• **WHAT THE TASK REQUIRES**:
Exclude images, then output the remaining data verbatim.

□ □ □ □ □ □ □

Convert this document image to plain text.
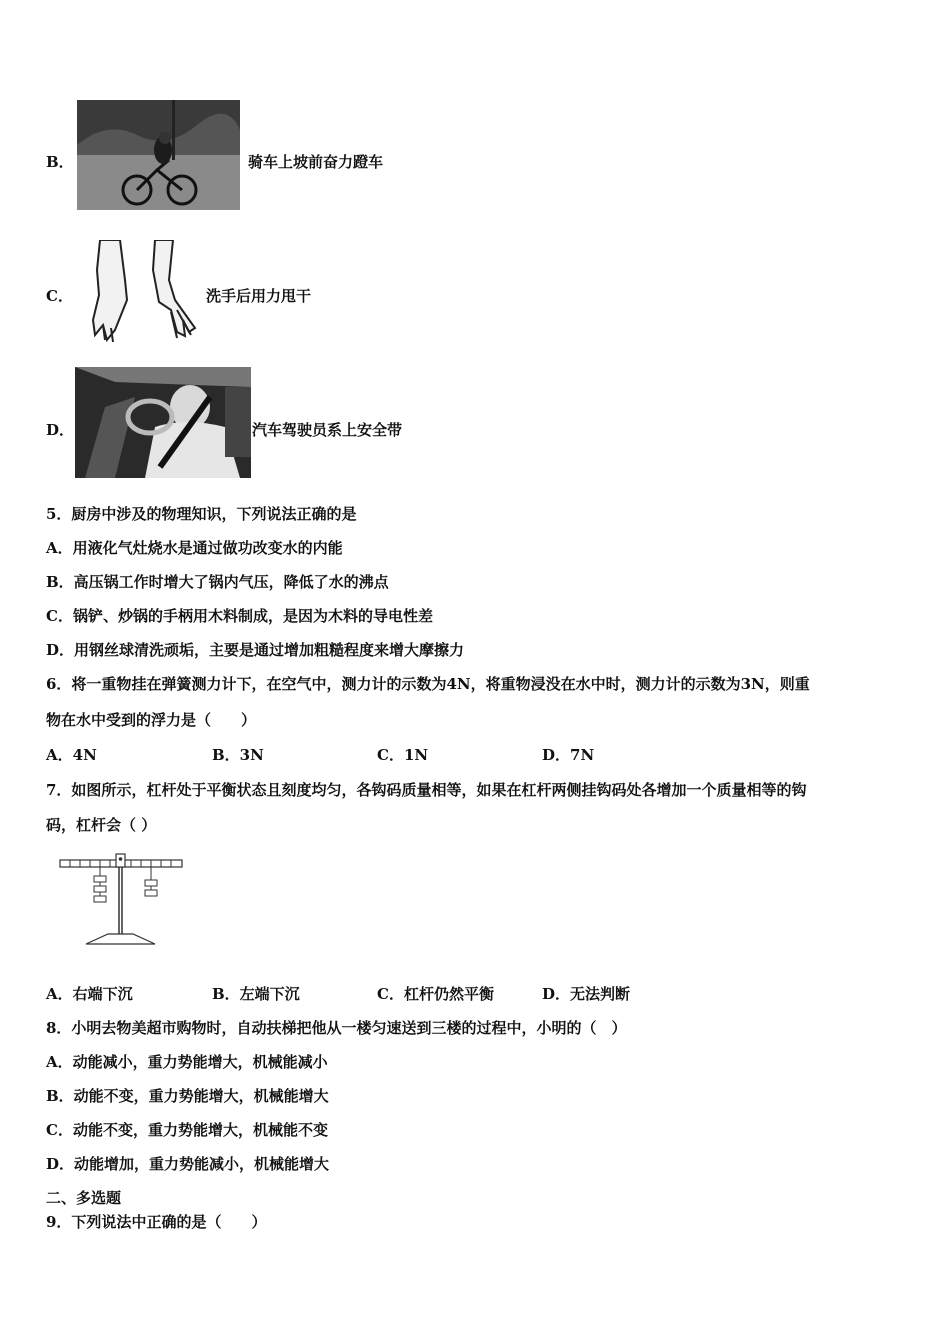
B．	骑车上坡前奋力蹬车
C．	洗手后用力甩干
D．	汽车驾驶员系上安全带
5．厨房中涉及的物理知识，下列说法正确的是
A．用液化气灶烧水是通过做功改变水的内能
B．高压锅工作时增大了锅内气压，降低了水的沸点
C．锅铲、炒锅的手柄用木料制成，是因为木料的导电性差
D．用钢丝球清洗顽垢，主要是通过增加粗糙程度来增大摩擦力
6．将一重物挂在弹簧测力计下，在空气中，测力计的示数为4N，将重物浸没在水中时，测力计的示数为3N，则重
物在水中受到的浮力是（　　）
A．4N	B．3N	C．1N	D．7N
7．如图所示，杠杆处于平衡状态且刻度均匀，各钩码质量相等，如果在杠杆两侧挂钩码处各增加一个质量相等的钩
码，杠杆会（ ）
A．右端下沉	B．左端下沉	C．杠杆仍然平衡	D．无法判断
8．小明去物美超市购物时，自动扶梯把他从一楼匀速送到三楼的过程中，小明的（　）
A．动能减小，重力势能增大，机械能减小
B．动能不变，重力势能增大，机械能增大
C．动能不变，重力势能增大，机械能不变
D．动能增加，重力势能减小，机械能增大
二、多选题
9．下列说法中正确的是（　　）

□ □ □ □ □ □ □

• **WRITTEN SOLUTION**:
Convert this document image to plain text.
B．	骑车上坡前奋力蹬车
C．	洗手后用力甩干
D．	汽车驾驶员系上安全带
5．厨房中涉及的物理知识，下列说法正确的是
A．用液化气灶烧水是通过做功改变水的内能
B．高压锅工作时增大了锅内气压，降低了水的沸点
C．锅铲、炒锅的手柄用木料制成，是因为木料的导电性差
D．用钢丝球清洗顽垢，主要是通过增加粗糙程度来增大摩擦力
6．将一重物挂在弹簧测力计下，在空气中，测力计的示数为4N，将重物浸没在水中时，测力计的示数为3N，则重
物在水中受到的浮力是（　　）
A．4N	B．3N	C．1N	D．7N
7．如图所示，杠杆处于平衡状态且刻度均匀，各钩码质量相等，如果在杠杆两侧挂钩码处各增加一个质量相等的钩
码，杠杆会（ ）
A．右端下沉	B．左端下沉	C．杠杆仍然平衡	D．无法判断
8．小明去物美超市购物时，自动扶梯把他从一楼匀速送到三楼的过程中，小明的（　）
A．动能减小，重力势能增大，机械能减小
B．动能不变，重力势能增大，机械能增大
C．动能不变，重力势能增大，机械能不变
D．动能增加，重力势能减小，机械能增大
二、多选题
9．下列说法中正确的是（　　）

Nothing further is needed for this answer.